Excerpt from a dataset
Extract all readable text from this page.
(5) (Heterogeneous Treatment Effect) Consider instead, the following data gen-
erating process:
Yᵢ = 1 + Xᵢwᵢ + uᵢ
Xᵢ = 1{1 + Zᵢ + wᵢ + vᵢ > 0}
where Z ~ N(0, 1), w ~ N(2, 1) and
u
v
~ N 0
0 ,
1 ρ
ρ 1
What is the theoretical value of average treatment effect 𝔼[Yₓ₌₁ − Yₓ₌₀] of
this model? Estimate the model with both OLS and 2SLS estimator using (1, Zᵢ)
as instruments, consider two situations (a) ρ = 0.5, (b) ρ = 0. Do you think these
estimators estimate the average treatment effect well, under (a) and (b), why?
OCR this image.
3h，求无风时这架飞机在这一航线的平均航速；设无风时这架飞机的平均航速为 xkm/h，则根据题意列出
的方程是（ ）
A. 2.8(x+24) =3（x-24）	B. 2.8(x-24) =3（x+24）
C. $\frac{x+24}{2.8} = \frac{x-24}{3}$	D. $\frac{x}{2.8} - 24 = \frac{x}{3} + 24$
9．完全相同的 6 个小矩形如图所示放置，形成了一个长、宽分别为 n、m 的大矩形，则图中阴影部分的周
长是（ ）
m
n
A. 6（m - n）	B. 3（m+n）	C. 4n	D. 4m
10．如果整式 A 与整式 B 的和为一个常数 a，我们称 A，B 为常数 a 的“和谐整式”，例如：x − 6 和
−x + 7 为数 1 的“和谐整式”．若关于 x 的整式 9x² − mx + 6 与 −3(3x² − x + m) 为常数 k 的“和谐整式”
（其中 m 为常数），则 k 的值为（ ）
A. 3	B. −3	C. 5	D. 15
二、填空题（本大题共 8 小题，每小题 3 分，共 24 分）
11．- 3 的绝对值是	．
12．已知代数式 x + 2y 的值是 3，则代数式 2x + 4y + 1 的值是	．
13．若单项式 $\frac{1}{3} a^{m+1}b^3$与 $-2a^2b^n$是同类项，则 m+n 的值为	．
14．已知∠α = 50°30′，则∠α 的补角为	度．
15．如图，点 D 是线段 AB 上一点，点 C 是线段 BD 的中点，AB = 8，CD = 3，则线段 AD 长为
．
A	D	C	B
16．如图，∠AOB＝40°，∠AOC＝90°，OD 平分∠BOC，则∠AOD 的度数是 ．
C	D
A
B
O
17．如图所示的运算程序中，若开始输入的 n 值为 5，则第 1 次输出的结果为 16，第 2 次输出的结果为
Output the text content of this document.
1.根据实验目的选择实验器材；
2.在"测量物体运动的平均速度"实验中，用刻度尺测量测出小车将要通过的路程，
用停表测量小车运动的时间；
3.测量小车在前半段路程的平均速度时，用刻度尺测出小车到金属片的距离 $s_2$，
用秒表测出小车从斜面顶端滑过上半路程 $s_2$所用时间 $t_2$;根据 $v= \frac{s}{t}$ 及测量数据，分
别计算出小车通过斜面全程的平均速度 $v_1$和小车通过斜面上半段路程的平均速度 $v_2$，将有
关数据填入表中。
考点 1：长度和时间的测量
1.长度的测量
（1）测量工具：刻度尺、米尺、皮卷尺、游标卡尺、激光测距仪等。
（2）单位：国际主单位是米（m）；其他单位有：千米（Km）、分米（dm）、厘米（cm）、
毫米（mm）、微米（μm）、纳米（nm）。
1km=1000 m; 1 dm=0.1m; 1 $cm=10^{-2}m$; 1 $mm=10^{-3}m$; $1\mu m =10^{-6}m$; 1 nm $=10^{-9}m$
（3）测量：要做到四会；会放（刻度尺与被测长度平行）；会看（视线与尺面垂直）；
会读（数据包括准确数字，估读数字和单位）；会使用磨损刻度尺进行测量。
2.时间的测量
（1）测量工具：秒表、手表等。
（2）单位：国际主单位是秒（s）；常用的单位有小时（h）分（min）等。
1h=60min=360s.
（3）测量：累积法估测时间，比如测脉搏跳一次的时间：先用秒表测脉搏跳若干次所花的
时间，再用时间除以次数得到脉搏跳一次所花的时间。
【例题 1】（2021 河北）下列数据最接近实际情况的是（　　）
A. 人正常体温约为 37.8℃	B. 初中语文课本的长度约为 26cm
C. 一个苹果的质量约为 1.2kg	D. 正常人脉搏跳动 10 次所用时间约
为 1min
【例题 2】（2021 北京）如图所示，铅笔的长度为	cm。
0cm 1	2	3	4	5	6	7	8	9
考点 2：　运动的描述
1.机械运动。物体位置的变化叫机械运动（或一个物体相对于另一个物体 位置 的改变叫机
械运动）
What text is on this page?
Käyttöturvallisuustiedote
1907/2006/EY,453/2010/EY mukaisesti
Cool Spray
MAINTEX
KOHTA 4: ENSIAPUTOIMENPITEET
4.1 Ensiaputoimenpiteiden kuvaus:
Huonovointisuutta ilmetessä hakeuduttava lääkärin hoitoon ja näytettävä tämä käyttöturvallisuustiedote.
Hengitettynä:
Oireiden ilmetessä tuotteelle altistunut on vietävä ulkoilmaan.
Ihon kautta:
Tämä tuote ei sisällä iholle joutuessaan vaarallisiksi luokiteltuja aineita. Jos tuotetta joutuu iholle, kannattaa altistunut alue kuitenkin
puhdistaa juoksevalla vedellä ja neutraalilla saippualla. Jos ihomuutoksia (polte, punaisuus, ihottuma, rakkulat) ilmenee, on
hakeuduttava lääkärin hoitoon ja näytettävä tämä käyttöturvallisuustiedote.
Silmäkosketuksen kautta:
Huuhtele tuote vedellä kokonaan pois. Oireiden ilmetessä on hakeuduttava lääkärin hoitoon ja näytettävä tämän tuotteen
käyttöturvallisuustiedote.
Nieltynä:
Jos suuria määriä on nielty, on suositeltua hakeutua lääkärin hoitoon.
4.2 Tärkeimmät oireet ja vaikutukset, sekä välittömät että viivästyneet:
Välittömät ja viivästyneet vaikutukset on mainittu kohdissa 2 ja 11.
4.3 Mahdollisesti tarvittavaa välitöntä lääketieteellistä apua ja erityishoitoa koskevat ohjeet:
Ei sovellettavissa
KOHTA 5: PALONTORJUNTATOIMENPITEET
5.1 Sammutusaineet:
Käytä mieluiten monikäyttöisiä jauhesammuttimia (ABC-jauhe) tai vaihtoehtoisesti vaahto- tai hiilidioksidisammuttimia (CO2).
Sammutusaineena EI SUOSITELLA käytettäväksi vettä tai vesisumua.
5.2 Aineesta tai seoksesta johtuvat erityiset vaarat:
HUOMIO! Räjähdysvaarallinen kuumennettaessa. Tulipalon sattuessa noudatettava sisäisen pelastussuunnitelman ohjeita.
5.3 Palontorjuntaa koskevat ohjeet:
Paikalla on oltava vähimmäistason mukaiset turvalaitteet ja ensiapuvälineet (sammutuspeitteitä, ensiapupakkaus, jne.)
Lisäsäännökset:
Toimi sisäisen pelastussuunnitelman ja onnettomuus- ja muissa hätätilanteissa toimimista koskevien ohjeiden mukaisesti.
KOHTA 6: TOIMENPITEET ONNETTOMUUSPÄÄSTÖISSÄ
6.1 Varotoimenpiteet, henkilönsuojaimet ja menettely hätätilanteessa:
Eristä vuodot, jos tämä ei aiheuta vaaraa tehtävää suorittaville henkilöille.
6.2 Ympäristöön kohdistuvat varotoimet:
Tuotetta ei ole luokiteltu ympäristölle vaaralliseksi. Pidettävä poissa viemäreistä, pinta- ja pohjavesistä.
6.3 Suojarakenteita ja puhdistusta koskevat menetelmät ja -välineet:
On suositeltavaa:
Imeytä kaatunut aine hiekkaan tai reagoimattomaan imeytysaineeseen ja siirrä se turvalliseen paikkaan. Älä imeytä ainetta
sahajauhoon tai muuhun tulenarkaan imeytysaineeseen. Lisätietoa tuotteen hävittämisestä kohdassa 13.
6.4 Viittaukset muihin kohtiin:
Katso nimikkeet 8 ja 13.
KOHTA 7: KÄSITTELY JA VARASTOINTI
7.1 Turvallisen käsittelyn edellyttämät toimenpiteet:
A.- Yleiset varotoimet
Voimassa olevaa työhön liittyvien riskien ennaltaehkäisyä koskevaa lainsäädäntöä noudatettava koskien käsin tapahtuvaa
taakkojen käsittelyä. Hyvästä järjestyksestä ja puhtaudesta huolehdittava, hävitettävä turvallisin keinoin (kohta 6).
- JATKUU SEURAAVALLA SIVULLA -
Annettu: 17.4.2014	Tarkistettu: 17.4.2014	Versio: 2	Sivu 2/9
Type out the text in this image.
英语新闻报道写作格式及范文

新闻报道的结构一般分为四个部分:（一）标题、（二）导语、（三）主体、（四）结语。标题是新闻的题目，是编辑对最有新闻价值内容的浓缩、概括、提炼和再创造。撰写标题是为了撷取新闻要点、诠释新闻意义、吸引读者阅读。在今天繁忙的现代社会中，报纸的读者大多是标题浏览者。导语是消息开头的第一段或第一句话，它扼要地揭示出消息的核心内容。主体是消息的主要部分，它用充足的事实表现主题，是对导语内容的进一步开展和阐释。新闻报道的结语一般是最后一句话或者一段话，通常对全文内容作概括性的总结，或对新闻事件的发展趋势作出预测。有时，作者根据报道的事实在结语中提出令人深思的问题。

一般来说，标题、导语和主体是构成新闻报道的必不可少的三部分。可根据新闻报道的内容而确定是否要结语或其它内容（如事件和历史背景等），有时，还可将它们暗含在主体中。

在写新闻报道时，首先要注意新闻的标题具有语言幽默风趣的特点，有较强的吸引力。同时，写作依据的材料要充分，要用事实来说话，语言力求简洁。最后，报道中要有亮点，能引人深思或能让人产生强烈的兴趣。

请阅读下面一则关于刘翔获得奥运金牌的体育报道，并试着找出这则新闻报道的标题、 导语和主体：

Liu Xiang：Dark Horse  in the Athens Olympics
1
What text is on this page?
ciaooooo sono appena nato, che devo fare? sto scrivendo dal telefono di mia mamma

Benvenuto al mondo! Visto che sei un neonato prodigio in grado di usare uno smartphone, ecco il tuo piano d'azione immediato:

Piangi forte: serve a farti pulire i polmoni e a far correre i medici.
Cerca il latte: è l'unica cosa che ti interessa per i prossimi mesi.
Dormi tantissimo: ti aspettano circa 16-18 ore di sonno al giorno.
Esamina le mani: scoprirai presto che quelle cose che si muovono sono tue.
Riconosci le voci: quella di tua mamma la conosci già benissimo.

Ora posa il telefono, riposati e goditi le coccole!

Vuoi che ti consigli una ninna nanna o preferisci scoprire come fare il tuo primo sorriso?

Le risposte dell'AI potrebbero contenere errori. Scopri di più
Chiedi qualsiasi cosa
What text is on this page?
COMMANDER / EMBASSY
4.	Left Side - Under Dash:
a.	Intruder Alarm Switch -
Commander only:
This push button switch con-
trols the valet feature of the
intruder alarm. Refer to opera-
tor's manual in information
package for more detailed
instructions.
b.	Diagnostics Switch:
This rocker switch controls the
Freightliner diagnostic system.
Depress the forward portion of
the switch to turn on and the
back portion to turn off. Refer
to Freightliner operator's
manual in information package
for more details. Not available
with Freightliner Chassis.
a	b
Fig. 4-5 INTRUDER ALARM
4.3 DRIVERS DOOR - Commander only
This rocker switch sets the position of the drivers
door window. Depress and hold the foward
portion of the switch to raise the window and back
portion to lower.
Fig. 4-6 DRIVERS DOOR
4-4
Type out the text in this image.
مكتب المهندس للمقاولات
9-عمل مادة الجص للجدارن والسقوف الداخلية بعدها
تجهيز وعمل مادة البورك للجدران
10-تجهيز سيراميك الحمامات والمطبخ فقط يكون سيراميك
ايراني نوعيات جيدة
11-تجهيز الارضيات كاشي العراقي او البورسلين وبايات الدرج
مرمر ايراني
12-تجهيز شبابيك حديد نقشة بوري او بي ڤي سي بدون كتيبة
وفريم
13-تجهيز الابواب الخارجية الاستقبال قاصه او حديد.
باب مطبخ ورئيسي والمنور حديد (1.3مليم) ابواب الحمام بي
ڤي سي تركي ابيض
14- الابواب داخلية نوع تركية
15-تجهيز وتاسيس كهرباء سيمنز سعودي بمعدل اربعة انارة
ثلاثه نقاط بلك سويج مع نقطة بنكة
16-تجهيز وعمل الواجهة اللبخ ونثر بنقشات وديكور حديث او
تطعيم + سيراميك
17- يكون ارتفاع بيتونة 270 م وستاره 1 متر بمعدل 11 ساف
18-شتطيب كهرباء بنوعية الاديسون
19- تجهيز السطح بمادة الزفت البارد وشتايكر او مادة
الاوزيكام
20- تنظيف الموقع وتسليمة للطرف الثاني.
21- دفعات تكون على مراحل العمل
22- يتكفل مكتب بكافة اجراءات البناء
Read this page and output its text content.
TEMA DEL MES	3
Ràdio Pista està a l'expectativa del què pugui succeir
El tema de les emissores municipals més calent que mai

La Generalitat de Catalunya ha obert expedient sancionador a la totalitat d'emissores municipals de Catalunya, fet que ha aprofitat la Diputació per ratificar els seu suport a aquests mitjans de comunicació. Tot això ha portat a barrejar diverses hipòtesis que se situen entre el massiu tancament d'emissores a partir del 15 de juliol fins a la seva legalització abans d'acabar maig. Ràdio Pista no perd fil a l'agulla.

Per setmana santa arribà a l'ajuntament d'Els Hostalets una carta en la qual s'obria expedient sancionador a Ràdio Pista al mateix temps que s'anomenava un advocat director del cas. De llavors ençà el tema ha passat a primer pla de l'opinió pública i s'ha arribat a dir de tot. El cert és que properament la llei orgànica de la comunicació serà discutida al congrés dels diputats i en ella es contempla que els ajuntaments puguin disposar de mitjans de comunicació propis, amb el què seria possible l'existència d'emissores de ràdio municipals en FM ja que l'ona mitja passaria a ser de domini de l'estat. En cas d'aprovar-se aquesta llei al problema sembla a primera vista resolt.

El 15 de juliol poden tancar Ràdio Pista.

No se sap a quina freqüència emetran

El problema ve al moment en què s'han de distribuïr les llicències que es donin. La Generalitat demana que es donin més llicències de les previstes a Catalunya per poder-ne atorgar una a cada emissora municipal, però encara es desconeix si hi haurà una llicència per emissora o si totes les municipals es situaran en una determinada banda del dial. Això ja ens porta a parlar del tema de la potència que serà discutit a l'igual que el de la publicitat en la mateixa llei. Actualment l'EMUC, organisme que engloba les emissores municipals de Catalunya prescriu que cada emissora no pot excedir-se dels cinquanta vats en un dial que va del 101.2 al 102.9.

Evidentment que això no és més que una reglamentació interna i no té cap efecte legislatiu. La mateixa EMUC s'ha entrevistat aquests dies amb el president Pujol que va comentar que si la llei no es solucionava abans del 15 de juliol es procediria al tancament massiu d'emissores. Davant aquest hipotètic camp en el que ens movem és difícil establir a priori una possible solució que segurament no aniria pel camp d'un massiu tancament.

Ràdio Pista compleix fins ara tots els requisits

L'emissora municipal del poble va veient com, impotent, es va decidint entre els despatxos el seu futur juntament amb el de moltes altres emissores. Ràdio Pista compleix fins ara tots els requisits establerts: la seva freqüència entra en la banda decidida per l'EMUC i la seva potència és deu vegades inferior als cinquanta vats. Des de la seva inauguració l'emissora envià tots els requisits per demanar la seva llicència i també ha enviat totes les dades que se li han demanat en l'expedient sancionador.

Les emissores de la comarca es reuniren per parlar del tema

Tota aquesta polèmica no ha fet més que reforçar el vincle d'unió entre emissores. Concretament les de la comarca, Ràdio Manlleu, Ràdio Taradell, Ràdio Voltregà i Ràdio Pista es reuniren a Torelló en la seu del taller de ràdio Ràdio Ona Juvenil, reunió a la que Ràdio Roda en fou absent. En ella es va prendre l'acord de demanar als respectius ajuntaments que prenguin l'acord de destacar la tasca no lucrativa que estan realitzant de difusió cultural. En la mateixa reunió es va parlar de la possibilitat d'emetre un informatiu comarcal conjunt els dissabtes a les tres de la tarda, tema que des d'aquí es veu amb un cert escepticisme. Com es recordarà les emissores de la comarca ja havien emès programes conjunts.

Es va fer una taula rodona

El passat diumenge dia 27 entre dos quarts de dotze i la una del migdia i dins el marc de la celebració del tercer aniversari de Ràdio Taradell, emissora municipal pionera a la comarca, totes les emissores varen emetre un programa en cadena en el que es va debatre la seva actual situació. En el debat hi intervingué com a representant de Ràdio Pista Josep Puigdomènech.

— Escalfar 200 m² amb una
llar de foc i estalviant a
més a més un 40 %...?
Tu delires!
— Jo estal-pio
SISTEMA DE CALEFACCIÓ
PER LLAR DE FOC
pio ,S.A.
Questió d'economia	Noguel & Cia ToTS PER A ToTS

Exercise description :: Check each line of the records for "tancament" and copy the ones that contain it.

Solution for this problem ::
La Generalitat de Catalunya ha obert expedient sancionador a la totalitat d'emissores municipals de Catalunya, fet que ha aprofitat la Diputació per ratificar els seu suport a aquests mitjans de comunicació. Tot això ha portat a barrejar diverses hipòtesis que se situen entre el massiu tancament d'emissores a partir del 15 de juliol fins a la seva legalització abans d'acabar maig. Ràdio Pista no perd fil a l'agulla.
Evidentment que això no és més que una reglamentació interna i no té cap efecte legislatiu. La mateixa EMUC s'ha entrevistat aquests dies amb el president Pujol que va comentar que si la llei no es solucionava abans del 15 de juliol es procediria al tancament massiu d'emissores. Davant aquest hipotètic camp en el que ens movem és difícil establir a priori una possible solució que segurament no aniria pel camp d'un massiu tancament.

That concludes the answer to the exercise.